## EXERCISE
Write every record out again exactly as given.

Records
___

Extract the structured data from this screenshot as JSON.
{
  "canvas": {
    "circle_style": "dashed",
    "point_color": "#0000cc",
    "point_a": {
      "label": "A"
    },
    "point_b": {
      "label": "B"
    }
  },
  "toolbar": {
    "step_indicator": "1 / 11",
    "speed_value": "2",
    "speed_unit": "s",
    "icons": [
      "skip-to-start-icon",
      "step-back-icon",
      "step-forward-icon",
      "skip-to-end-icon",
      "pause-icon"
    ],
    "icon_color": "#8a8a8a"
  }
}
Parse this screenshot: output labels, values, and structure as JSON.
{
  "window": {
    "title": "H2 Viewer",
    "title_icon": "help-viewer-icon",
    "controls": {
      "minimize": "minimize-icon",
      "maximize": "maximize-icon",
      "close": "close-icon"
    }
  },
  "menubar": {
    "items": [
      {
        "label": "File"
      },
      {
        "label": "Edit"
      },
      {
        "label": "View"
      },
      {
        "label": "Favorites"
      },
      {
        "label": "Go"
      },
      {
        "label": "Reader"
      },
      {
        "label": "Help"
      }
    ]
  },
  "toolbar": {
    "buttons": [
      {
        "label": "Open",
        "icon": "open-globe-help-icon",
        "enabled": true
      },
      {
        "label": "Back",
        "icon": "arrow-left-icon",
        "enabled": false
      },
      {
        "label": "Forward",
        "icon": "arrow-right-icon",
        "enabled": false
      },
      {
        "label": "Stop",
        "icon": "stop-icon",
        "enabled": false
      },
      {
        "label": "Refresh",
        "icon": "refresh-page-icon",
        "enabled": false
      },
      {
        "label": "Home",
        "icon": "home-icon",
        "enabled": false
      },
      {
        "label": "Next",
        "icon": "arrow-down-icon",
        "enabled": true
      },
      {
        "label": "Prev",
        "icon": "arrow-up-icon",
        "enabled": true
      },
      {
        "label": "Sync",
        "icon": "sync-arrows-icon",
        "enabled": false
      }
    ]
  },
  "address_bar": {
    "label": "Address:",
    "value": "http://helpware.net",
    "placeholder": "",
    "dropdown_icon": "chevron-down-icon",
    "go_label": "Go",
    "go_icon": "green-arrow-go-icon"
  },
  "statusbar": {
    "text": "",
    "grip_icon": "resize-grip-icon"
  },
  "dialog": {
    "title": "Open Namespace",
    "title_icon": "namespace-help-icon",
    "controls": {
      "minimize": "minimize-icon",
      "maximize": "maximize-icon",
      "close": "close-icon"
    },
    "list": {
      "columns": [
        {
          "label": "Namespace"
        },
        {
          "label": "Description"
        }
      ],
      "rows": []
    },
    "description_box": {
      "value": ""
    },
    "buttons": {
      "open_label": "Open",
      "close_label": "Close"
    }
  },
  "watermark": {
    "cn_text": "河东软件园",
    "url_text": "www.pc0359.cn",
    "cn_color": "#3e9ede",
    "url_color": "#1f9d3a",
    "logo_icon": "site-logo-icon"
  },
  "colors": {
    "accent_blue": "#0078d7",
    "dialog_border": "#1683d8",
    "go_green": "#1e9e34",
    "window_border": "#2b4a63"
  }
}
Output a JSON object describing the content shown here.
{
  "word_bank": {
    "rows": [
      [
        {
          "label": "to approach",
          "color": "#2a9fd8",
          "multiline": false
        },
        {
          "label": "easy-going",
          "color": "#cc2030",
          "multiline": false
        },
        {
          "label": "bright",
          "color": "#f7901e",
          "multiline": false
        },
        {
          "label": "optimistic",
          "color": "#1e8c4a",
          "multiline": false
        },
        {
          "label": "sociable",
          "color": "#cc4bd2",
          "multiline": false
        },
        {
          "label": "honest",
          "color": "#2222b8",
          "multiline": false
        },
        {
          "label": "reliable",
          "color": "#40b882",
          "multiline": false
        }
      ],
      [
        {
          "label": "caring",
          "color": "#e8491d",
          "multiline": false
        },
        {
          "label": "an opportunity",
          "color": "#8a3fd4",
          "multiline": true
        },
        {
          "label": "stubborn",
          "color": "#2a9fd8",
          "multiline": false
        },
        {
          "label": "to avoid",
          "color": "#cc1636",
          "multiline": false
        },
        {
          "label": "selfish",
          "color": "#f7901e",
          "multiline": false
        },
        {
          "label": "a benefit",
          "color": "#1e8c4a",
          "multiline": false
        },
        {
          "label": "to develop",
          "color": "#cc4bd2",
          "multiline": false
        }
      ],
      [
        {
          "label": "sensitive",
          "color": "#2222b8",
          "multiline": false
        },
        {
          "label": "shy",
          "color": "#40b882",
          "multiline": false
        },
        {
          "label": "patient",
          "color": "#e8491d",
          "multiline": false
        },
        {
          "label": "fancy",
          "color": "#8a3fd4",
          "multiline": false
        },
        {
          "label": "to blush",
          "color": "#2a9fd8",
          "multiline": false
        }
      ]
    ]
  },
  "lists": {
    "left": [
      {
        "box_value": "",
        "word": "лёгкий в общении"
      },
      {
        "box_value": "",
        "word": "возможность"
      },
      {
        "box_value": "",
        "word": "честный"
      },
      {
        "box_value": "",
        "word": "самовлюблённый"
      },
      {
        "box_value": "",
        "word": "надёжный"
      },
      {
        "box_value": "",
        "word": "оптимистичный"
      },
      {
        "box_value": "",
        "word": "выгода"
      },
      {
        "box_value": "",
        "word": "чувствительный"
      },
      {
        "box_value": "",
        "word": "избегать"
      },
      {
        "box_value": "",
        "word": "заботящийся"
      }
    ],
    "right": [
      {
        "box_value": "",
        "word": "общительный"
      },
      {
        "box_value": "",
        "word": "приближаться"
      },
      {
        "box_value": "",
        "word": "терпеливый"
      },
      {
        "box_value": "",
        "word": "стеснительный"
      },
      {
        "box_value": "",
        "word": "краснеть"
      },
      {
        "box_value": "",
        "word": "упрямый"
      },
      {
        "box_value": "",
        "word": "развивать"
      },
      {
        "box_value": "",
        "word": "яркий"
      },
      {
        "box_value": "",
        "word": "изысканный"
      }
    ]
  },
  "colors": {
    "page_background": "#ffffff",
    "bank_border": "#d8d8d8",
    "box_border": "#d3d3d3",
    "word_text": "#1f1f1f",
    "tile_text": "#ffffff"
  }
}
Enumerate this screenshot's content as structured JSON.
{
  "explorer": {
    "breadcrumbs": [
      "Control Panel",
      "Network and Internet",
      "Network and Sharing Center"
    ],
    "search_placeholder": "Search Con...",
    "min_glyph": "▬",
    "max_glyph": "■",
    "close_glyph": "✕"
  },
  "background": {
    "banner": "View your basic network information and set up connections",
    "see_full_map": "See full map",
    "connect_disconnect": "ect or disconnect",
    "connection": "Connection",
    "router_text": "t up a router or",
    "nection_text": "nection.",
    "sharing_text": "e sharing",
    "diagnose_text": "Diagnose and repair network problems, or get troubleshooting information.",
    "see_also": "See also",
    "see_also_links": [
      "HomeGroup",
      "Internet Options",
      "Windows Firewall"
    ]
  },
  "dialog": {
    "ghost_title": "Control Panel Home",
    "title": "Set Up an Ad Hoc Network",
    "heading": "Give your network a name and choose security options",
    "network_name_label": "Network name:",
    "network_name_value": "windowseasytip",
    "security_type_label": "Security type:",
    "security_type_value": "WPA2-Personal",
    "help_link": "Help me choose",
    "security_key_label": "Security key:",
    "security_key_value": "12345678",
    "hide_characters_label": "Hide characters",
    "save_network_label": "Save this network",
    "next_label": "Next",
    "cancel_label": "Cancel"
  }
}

___

## ANSWER FOR THE TASK
Extract the structured data from this screenshot as JSON.
{
  "canvas": {
    "circle_style": "dashed",
    "point_color": "#0000cc",
    "point_a": {
      "label": "A"
    },
    "point_b": {
      "label": "B"
    }
  },
  "toolbar": {
    "step_indicator": "1 / 11",
    "speed_value": "2",
    "speed_unit": "s",
    "icons": [
      "skip-to-start-icon",
      "step-back-icon",
      "step-forward-icon",
      "skip-to-end-icon",
      "pause-icon"
    ],
    "icon_color": "#8a8a8a"
  }
}
Parse this screenshot: output labels, values, and structure as JSON.
{
  "window": {
    "title": "H2 Viewer",
    "title_icon": "help-viewer-icon",
    "controls": {
      "minimize": "minimize-icon",
      "maximize": "maximize-icon",
      "close": "close-icon"
    }
  },
  "menubar": {
    "items": [
      {
        "label": "File"
      },
      {
        "label": "Edit"
      },
      {
        "label": "View"
      },
      {
        "label": "Favorites"
      },
      {
        "label": "Go"
      },
      {
        "label": "Reader"
      },
      {
        "label": "Help"
      }
    ]
  },
  "toolbar": {
    "buttons": [
      {
        "label": "Open",
        "icon": "open-globe-help-icon",
        "enabled": true
      },
      {
        "label": "Back",
        "icon": "arrow-left-icon",
        "enabled": false
      },
      {
        "label": "Forward",
        "icon": "arrow-right-icon",
        "enabled": false
      },
      {
        "label": "Stop",
        "icon": "stop-icon",
        "enabled": false
      },
      {
        "label": "Refresh",
        "icon": "refresh-page-icon",
        "enabled": false
      },
      {
        "label": "Home",
        "icon": "home-icon",
        "enabled": false
      },
      {
        "label": "Next",
        "icon": "arrow-down-icon",
        "enabled": true
      },
      {
        "label": "Prev",
        "icon": "arrow-up-icon",
        "enabled": true
      },
      {
        "label": "Sync",
        "icon": "sync-arrows-icon",
        "enabled": false
      }
    ]
  },
  "address_bar": {
    "label": "Address:",
    "value": "http://helpware.net",
    "placeholder": "",
    "dropdown_icon": "chevron-down-icon",
    "go_label": "Go",
    "go_icon": "green-arrow-go-icon"
  },
  "statusbar": {
    "text": "",
    "grip_icon": "resize-grip-icon"
  },
  "dialog": {
    "title": "Open Namespace",
    "title_icon": "namespace-help-icon",
    "controls": {
      "minimize": "minimize-icon",
      "maximize": "maximize-icon",
      "close": "close-icon"
    },
    "list": {
      "columns": [
        {
          "label": "Namespace"
        },
        {
          "label": "Description"
        }
      ],
      "rows": []
    },
    "description_box": {
      "value": ""
    },
    "buttons": {
      "open_label": "Open",
      "close_label": "Close"
    }
  },
  "watermark": {
    "cn_text": "河东软件园",
    "url_text": "www.pc0359.cn",
    "cn_color": "#3e9ede",
    "url_color": "#1f9d3a",
    "logo_icon": "site-logo-icon"
  },
  "colors": {
    "accent_blue": "#0078d7",
    "dialog_border": "#1683d8",
    "go_green": "#1e9e34",
    "window_border": "#2b4a63"
  }
}
Output a JSON object describing the content shown here.
{
  "word_bank": {
    "rows": [
      [
        {
          "label": "to approach",
          "color": "#2a9fd8",
          "multiline": false
        },
        {
          "label": "easy-going",
          "color": "#cc2030",
          "multiline": false
        },
        {
          "label": "bright",
          "color": "#f7901e",
          "multiline": false
        },
        {
          "label": "optimistic",
          "color": "#1e8c4a",
          "multiline": false
        },
        {
          "label": "sociable",
          "color": "#cc4bd2",
          "multiline": false
        },
        {
          "label": "honest",
          "color": "#2222b8",
          "multiline": false
        },
        {
          "label": "reliable",
          "color": "#40b882",
          "multiline": false
        }
      ],
      [
        {
          "label": "caring",
          "color": "#e8491d",
          "multiline": false
        },
        {
          "label": "an opportunity",
          "color": "#8a3fd4",
          "multiline": true
        },
        {
          "label": "stubborn",
          "color": "#2a9fd8",
          "multiline": false
        },
        {
          "label": "to avoid",
          "color": "#cc1636",
          "multiline": false
        },
        {
          "label": "selfish",
          "color": "#f7901e",
          "multiline": false
        },
        {
          "label": "a benefit",
          "color": "#1e8c4a",
          "multiline": false
        },
        {
          "label": "to develop",
          "color": "#cc4bd2",
          "multiline": false
        }
      ],
      [
        {
          "label": "sensitive",
          "color": "#2222b8",
          "multiline": false
        },
        {
          "label": "shy",
          "color": "#40b882",
          "multiline": false
        },
        {
          "label": "patient",
          "color": "#e8491d",
          "multiline": false
        },
        {
          "label": "fancy",
          "color": "#8a3fd4",
          "multiline": false
        },
        {
          "label": "to blush",
          "color": "#2a9fd8",
          "multiline": false
        }
      ]
    ]
  },
  "lists": {
    "left": [
      {
        "box_value": "",
        "word": "лёгкий в общении"
      },
      {
        "box_value": "",
        "word": "возможность"
      },
      {
        "box_value": "",
        "word": "честный"
      },
      {
        "box_value": "",
        "word": "самовлюблённый"
      },
      {
        "box_value": "",
        "word": "надёжный"
      },
      {
        "box_value": "",
        "word": "оптимистичный"
      },
      {
        "box_value": "",
        "word": "выгода"
      },
      {
        "box_value": "",
        "word": "чувствительный"
      },
      {
        "box_value": "",
        "word": "избегать"
      },
      {
        "box_value": "",
        "word": "заботящийся"
      }
    ],
    "right": [
      {
        "box_value": "",
        "word": "общительный"
      },
      {
        "box_value": "",
        "word": "приближаться"
      },
      {
        "box_value": "",
        "word": "терпеливый"
      },
      {
        "box_value": "",
        "word": "стеснительный"
      },
      {
        "box_value": "",
        "word": "краснеть"
      },
      {
        "box_value": "",
        "word": "упрямый"
      },
      {
        "box_value": "",
        "word": "развивать"
      },
      {
        "box_value": "",
        "word": "яркий"
      },
      {
        "box_value": "",
        "word": "изысканный"
      }
    ]
  },
  "colors": {
    "page_background": "#ffffff",
    "bank_border": "#d8d8d8",
    "box_border": "#d3d3d3",
    "word_text": "#1f1f1f",
    "tile_text": "#ffffff"
  }
}
Enumerate this screenshot's content as structured JSON.
{
  "explorer": {
    "breadcrumbs": [
      "Control Panel",
      "Network and Internet",
      "Network and Sharing Center"
    ],
    "search_placeholder": "Search Con...",
    "min_glyph": "▬",
    "max_glyph": "■",
    "close_glyph": "✕"
  },
  "background": {
    "banner": "View your basic network information and set up connections",
    "see_full_map": "See full map",
    "connect_disconnect": "ect or disconnect",
    "connection": "Connection",
    "router_text": "t up a router or",
    "nection_text": "nection.",
    "sharing_text": "e sharing",
    "diagnose_text": "Diagnose and repair network problems, or get troubleshooting information.",
    "see_also": "See also",
    "see_also_links": [
      "HomeGroup",
      "Internet Options",
      "Windows Firewall"
    ]
  },
  "dialog": {
    "ghost_title": "Control Panel Home",
    "title": "Set Up an Ad Hoc Network",
    "heading": "Give your network a name and choose security options",
    "network_name_label": "Network name:",
    "network_name_value": "windowseasytip",
    "security_type_label": "Security type:",
    "security_type_value": "WPA2-Personal",
    "help_link": "Help me choose",
    "security_key_label": "Security key:",
    "security_key_value": "12345678",
    "hide_characters_label": "Hide characters",
    "save_network_label": "Save this network",
    "next_label": "Next",
    "cancel_label": "Cancel"
  }
}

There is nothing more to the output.